### Set problem
Reproduce every line in the listing that contains the word "have".
+++ Given data
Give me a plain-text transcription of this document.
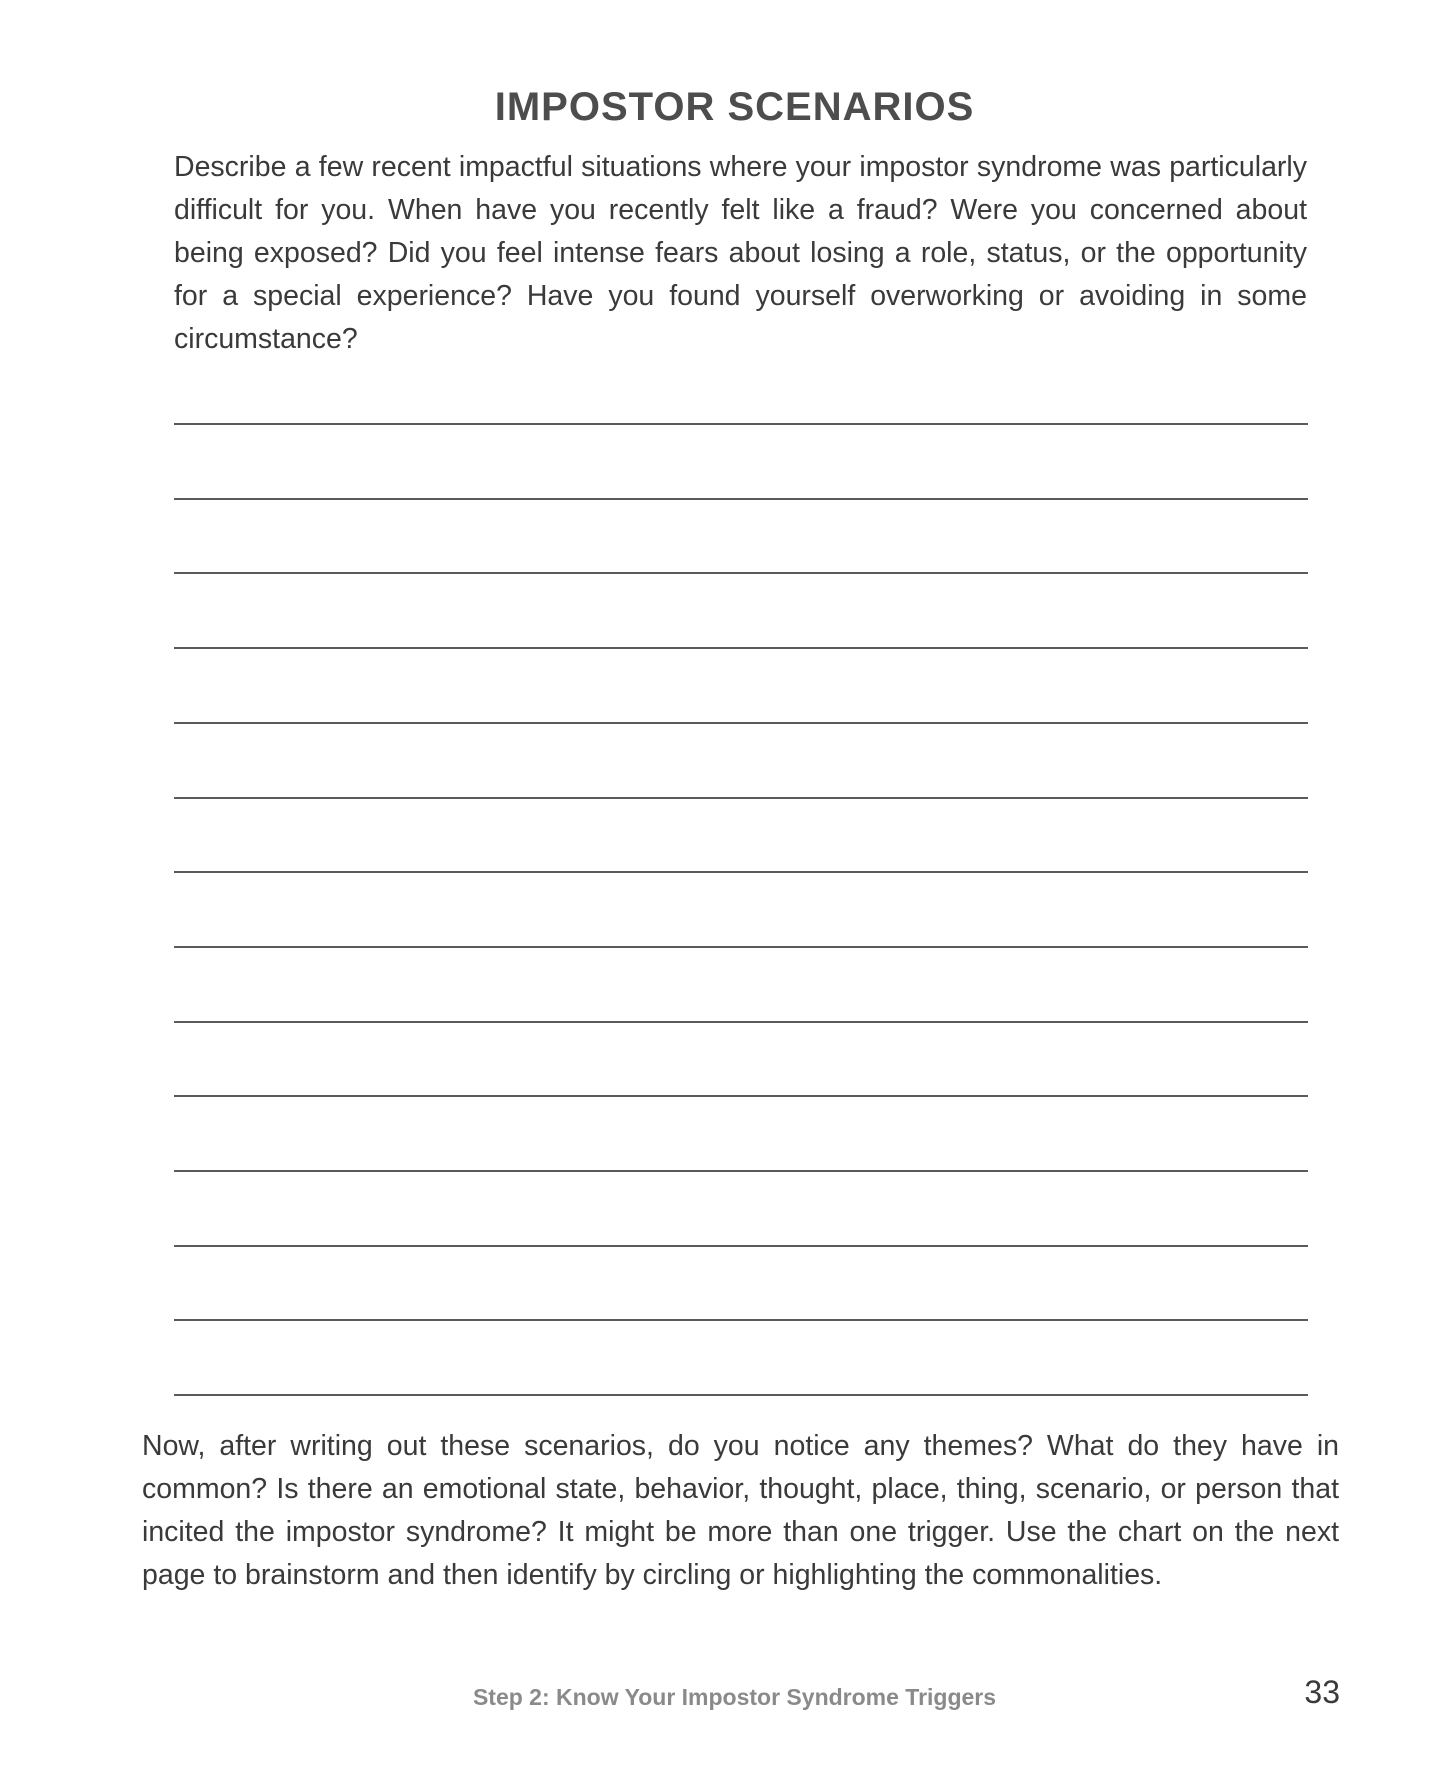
IMPOSTOR SCENARIOS
Describe a few recent impactful situations where your impostor syndrome was particularly difficult for you. When have you recently felt like a fraud? Were you concerned about being exposed? Did you feel intense fears about losing a role, status, or the opportunity for a special experience? Have you found yourself overworking or avoiding in some circumstance?
Now, after writing out these scenarios, do you notice any themes? What do they have in common? Is there an emotional state, behavior, thought, place, thing, scenario, or person that incited the impostor syndrome? It might be more than one trigger. Use the chart on the next page to brainstorm and then identify by circling or highlighting the commonalities.
Step 2: Know Your Impostor Syndrome Triggers	33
++++++
### Solved exercise
Describe a few recent impactful situations where your impostor syndrome was particularly difficult for you. When have you recently felt like a fraud? Were you concerned about being exposed? Did you feel intense fears about losing a role, status, or the opportunity for a special experience? Have you found yourself overworking or avoiding in some circumstance?
Now, after writing out these scenarios, do you notice any themes? What do they have in common? Is there an emotional state, behavior, thought, place, thing, scenario, or person that incited the impostor syndrome? It might be more than one trigger. Use the chart on the next page to brainstorm and then identify by circling or highlighting the commonalities.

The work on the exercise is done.